WHAT IS BEING ASKED
Please reproduce every one of the dataset entries below word for word, without changing or leaving out anything.

---- SUPPLIED ENTRIES

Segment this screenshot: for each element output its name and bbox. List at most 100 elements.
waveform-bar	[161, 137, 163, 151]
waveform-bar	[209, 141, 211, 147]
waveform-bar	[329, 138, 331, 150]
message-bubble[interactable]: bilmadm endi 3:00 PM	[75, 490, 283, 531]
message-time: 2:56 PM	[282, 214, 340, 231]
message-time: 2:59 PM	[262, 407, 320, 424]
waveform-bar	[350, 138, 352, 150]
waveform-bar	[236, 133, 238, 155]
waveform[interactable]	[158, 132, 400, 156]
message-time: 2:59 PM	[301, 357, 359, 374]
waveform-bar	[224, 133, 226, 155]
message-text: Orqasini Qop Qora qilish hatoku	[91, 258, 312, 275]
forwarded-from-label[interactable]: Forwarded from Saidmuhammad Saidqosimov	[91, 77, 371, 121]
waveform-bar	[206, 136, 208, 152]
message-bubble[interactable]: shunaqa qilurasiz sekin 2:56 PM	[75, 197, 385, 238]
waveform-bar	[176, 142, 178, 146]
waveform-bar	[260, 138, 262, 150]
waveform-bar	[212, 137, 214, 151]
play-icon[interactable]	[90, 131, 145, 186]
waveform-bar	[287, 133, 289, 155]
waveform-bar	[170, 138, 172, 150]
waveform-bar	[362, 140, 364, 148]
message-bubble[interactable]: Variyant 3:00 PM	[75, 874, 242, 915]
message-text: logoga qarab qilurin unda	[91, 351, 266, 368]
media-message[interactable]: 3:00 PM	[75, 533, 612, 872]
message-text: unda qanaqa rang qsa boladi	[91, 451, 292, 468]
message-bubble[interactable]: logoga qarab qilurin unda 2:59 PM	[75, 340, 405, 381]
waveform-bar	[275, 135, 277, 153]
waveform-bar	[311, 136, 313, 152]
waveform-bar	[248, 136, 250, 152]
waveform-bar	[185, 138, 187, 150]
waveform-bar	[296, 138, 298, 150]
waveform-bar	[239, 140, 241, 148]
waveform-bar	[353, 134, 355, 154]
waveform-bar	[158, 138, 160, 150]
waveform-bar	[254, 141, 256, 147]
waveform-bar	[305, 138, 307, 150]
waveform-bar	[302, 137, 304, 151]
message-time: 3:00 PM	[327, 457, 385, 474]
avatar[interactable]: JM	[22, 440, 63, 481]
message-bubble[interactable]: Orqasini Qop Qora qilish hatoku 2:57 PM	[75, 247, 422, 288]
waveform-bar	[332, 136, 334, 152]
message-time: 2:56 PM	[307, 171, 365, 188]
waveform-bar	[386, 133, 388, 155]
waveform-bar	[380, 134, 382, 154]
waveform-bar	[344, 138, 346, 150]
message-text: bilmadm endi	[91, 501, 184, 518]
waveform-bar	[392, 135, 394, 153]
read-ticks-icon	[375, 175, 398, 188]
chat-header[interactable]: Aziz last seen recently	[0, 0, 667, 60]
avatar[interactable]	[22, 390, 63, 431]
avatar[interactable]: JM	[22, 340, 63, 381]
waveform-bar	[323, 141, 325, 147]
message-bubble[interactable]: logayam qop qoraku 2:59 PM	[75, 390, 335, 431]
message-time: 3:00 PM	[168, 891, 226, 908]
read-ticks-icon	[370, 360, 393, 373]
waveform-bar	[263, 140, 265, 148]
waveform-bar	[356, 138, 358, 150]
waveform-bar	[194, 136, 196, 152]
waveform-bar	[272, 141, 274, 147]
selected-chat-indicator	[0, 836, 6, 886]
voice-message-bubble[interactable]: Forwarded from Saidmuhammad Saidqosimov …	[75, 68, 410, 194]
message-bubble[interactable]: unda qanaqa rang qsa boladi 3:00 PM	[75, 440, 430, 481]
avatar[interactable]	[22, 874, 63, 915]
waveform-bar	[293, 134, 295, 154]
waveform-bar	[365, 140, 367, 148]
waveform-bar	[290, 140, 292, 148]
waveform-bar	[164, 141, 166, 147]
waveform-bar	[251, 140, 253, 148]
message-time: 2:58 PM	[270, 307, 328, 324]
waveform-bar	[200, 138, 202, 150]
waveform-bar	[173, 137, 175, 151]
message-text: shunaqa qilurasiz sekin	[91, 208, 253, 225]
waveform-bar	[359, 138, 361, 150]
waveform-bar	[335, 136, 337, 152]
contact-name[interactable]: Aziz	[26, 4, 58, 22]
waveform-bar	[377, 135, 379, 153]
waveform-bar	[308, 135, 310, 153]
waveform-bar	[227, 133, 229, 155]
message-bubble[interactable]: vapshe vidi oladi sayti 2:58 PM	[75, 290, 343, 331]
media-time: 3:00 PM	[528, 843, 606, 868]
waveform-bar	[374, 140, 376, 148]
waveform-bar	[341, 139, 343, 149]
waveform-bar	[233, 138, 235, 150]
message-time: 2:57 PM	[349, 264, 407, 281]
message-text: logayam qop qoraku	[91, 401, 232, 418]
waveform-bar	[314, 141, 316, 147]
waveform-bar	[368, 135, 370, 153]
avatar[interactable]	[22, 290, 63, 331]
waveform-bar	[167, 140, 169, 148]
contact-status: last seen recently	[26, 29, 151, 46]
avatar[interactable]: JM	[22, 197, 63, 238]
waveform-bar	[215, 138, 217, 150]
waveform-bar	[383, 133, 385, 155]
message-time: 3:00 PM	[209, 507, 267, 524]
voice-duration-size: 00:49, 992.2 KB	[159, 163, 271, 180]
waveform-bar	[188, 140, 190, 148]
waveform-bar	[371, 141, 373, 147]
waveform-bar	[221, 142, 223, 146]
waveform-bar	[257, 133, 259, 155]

--------

REPLY
Segment this screenshot: for each element output its name and bbox. List at most 100 elements.
waveform-bar	[161, 137, 163, 151]
waveform-bar	[209, 141, 211, 147]
waveform-bar	[329, 138, 331, 150]
message-bubble[interactable]: bilmadm endi 3:00 PM	[75, 490, 283, 531]
message-time: 2:56 PM	[282, 214, 340, 231]
message-time: 2:59 PM	[262, 407, 320, 424]
waveform-bar	[350, 138, 352, 150]
waveform-bar	[236, 133, 238, 155]
waveform[interactable]	[158, 132, 400, 156]
message-time: 2:59 PM	[301, 357, 359, 374]
waveform-bar	[224, 133, 226, 155]
message-text: Orqasini Qop Qora qilish hatoku	[91, 258, 312, 275]
forwarded-from-label[interactable]: Forwarded from Saidmuhammad Saidqosimov	[91, 77, 371, 121]
waveform-bar	[206, 136, 208, 152]
message-bubble[interactable]: shunaqa qilurasiz sekin 2:56 PM	[75, 197, 385, 238]
waveform-bar	[176, 142, 178, 146]
waveform-bar	[260, 138, 262, 150]
waveform-bar	[212, 137, 214, 151]
play-icon[interactable]	[90, 131, 145, 186]
waveform-bar	[287, 133, 289, 155]
waveform-bar	[170, 138, 172, 150]
waveform-bar	[362, 140, 364, 148]
message-bubble[interactable]: Variyant 3:00 PM	[75, 874, 242, 915]
message-text: logoga qarab qilurin unda	[91, 351, 266, 368]
media-message[interactable]: 3:00 PM	[75, 533, 612, 872]
message-text: unda qanaqa rang qsa boladi	[91, 451, 292, 468]
message-bubble[interactable]: logoga qarab qilurin unda 2:59 PM	[75, 340, 405, 381]
waveform-bar	[275, 135, 277, 153]
waveform-bar	[311, 136, 313, 152]
waveform-bar	[248, 136, 250, 152]
waveform-bar	[185, 138, 187, 150]
waveform-bar	[296, 138, 298, 150]
waveform-bar	[239, 140, 241, 148]
waveform-bar	[353, 134, 355, 154]
waveform-bar	[158, 138, 160, 150]
waveform-bar	[254, 141, 256, 147]
waveform-bar	[305, 138, 307, 150]
waveform-bar	[302, 137, 304, 151]
message-time: 3:00 PM	[327, 457, 385, 474]
avatar[interactable]: JM	[22, 440, 63, 481]
message-bubble[interactable]: Orqasini Qop Qora qilish hatoku 2:57 PM	[75, 247, 422, 288]
waveform-bar	[332, 136, 334, 152]
message-time: 2:56 PM	[307, 171, 365, 188]
waveform-bar	[386, 133, 388, 155]
waveform-bar	[380, 134, 382, 154]
waveform-bar	[344, 138, 346, 150]
message-text: bilmadm endi	[91, 501, 184, 518]
waveform-bar	[392, 135, 394, 153]
read-ticks-icon	[375, 175, 398, 188]
chat-header[interactable]: Aziz last seen recently	[0, 0, 667, 60]
avatar[interactable]	[22, 390, 63, 431]
avatar[interactable]: JM	[22, 340, 63, 381]
waveform-bar	[323, 141, 325, 147]
message-bubble[interactable]: logayam qop qoraku 2:59 PM	[75, 390, 335, 431]
message-time: 3:00 PM	[168, 891, 226, 908]
read-ticks-icon	[370, 360, 393, 373]
waveform-bar	[263, 140, 265, 148]
waveform-bar	[356, 138, 358, 150]
waveform-bar	[194, 136, 196, 152]
waveform-bar	[272, 141, 274, 147]
selected-chat-indicator	[0, 836, 6, 886]
voice-message-bubble[interactable]: Forwarded from Saidmuhammad Saidqosimov …	[75, 68, 410, 194]
message-bubble[interactable]: unda qanaqa rang qsa boladi 3:00 PM	[75, 440, 430, 481]
avatar[interactable]	[22, 874, 63, 915]
waveform-bar	[293, 134, 295, 154]
waveform-bar	[365, 140, 367, 148]
waveform-bar	[290, 140, 292, 148]
waveform-bar	[164, 141, 166, 147]
waveform-bar	[251, 140, 253, 148]
message-time: 2:58 PM	[270, 307, 328, 324]
waveform-bar	[200, 138, 202, 150]
waveform-bar	[173, 137, 175, 151]
message-text: shunaqa qilurasiz sekin	[91, 208, 253, 225]
waveform-bar	[359, 138, 361, 150]
waveform-bar	[335, 136, 337, 152]
contact-name[interactable]: Aziz	[26, 4, 58, 22]
waveform-bar	[377, 135, 379, 153]
waveform-bar	[308, 135, 310, 153]
waveform-bar	[227, 133, 229, 155]
message-bubble[interactable]: vapshe vidi oladi sayti 2:58 PM	[75, 290, 343, 331]
media-time: 3:00 PM	[528, 843, 606, 868]
waveform-bar	[374, 140, 376, 148]
waveform-bar	[341, 139, 343, 149]
waveform-bar	[233, 138, 235, 150]
message-time: 2:57 PM	[349, 264, 407, 281]
message-text: logayam qop qoraku	[91, 401, 232, 418]
waveform-bar	[314, 141, 316, 147]
waveform-bar	[368, 135, 370, 153]
avatar[interactable]	[22, 290, 63, 331]
waveform-bar	[167, 140, 169, 148]
contact-status: last seen recently	[26, 29, 151, 46]
avatar[interactable]: JM	[22, 197, 63, 238]
waveform-bar	[215, 138, 217, 150]
waveform-bar	[383, 133, 385, 155]
message-time: 3:00 PM	[209, 507, 267, 524]
voice-duration-size: 00:49, 992.2 KB	[159, 163, 271, 180]
waveform-bar	[188, 140, 190, 148]
waveform-bar	[371, 141, 373, 147]
waveform-bar	[221, 142, 223, 146]
waveform-bar	[257, 133, 259, 155]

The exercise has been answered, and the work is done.